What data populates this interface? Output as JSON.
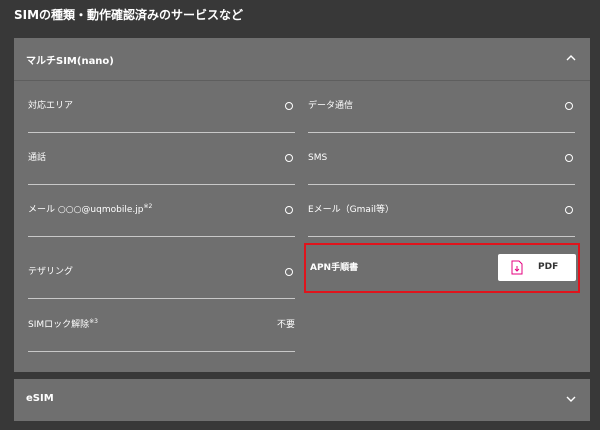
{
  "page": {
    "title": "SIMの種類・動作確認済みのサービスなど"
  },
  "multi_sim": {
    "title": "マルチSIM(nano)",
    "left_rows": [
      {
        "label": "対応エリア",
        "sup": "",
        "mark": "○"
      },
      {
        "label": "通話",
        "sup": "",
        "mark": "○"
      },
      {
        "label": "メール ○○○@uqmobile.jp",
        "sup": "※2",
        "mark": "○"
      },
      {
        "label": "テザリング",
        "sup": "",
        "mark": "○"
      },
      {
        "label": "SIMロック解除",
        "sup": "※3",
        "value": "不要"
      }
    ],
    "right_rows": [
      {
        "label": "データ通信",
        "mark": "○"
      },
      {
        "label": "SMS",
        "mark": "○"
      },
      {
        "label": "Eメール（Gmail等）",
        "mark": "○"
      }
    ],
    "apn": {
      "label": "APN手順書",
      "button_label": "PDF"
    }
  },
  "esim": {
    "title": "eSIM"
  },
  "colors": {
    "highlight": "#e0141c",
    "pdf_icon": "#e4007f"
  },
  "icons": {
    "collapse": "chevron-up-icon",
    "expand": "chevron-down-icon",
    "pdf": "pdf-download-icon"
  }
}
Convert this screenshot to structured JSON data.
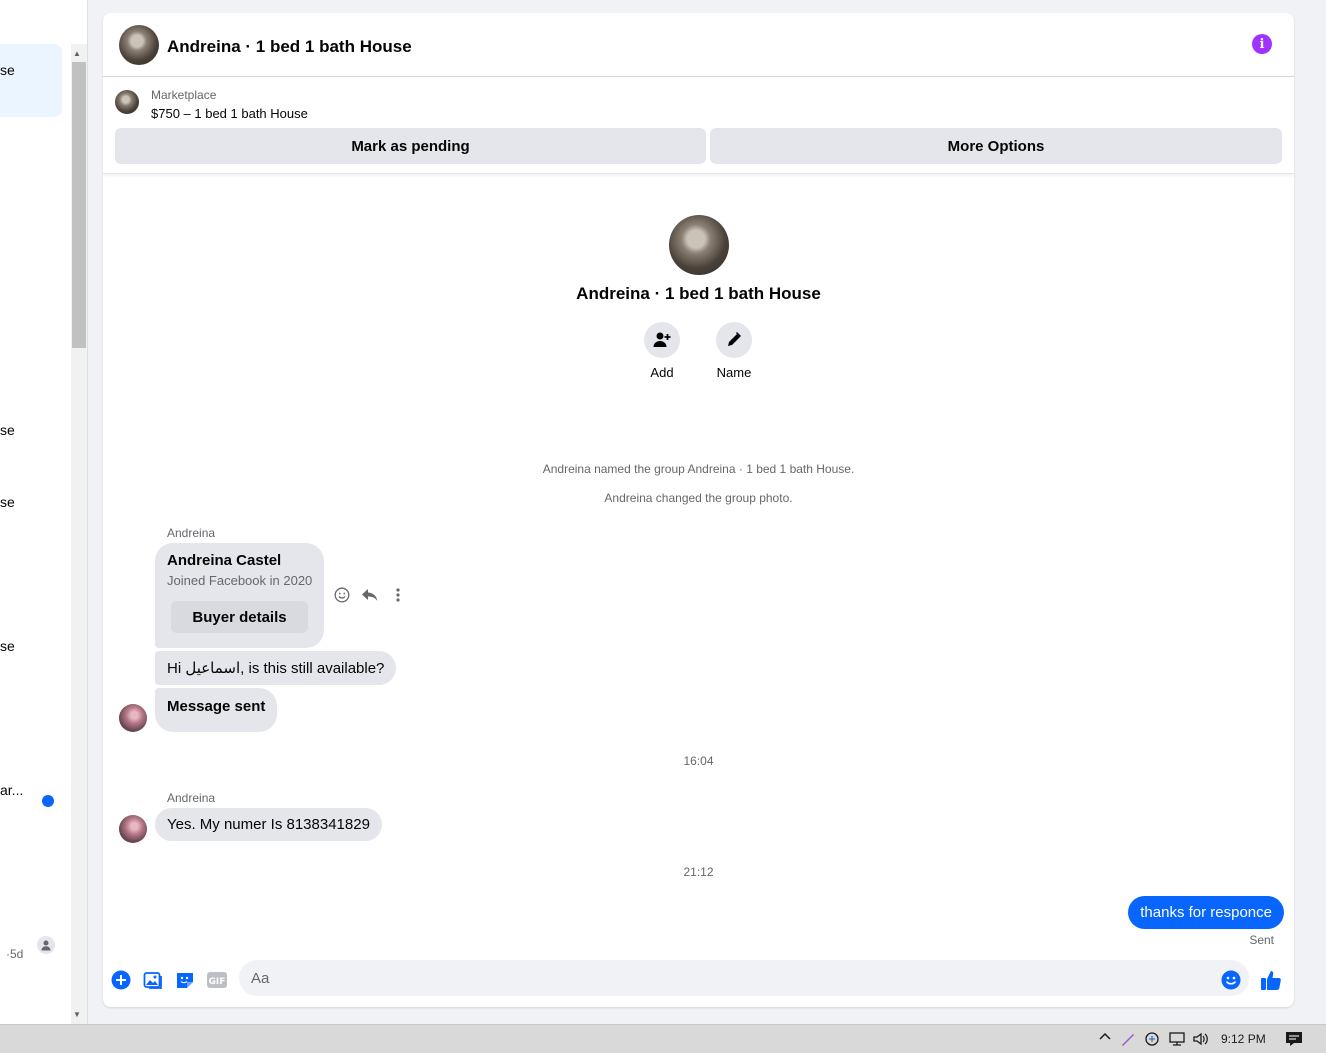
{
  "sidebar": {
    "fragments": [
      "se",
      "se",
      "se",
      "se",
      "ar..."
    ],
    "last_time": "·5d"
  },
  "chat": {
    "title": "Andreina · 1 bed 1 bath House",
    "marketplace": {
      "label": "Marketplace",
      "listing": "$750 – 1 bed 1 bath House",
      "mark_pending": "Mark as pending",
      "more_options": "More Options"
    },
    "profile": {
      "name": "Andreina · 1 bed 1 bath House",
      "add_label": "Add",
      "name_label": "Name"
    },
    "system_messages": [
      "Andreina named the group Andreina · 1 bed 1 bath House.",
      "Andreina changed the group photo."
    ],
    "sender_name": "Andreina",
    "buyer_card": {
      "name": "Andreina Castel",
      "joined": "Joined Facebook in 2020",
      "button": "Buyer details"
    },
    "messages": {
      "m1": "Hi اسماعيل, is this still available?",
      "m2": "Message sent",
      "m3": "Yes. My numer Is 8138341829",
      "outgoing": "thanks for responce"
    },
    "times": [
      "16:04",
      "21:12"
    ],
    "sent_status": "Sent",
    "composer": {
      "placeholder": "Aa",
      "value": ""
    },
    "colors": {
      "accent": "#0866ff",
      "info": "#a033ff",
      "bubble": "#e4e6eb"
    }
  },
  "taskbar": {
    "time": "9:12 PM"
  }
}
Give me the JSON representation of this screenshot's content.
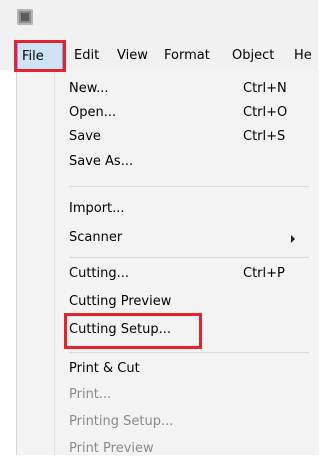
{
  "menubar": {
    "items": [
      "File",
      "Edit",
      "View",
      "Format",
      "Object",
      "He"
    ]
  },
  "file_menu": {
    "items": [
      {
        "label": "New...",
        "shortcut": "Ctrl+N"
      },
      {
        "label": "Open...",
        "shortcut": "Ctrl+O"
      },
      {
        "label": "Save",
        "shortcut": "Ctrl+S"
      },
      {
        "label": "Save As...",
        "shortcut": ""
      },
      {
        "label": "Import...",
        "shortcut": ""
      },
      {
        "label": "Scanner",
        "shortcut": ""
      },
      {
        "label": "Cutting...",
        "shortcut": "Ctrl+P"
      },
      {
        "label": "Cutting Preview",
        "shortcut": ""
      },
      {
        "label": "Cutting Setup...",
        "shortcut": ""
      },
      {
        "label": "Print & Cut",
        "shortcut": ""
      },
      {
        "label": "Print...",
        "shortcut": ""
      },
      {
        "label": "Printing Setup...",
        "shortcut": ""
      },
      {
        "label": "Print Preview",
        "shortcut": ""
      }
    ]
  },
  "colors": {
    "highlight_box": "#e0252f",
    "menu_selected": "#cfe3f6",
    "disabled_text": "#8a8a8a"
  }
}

- DESCRIPTION OF THE TASK
Copy down every line of the entries containing the word "Setup".

- RESPONSE TO THIS TASK
        "label": "Cutting Setup...",
        "label": "Printing Setup...",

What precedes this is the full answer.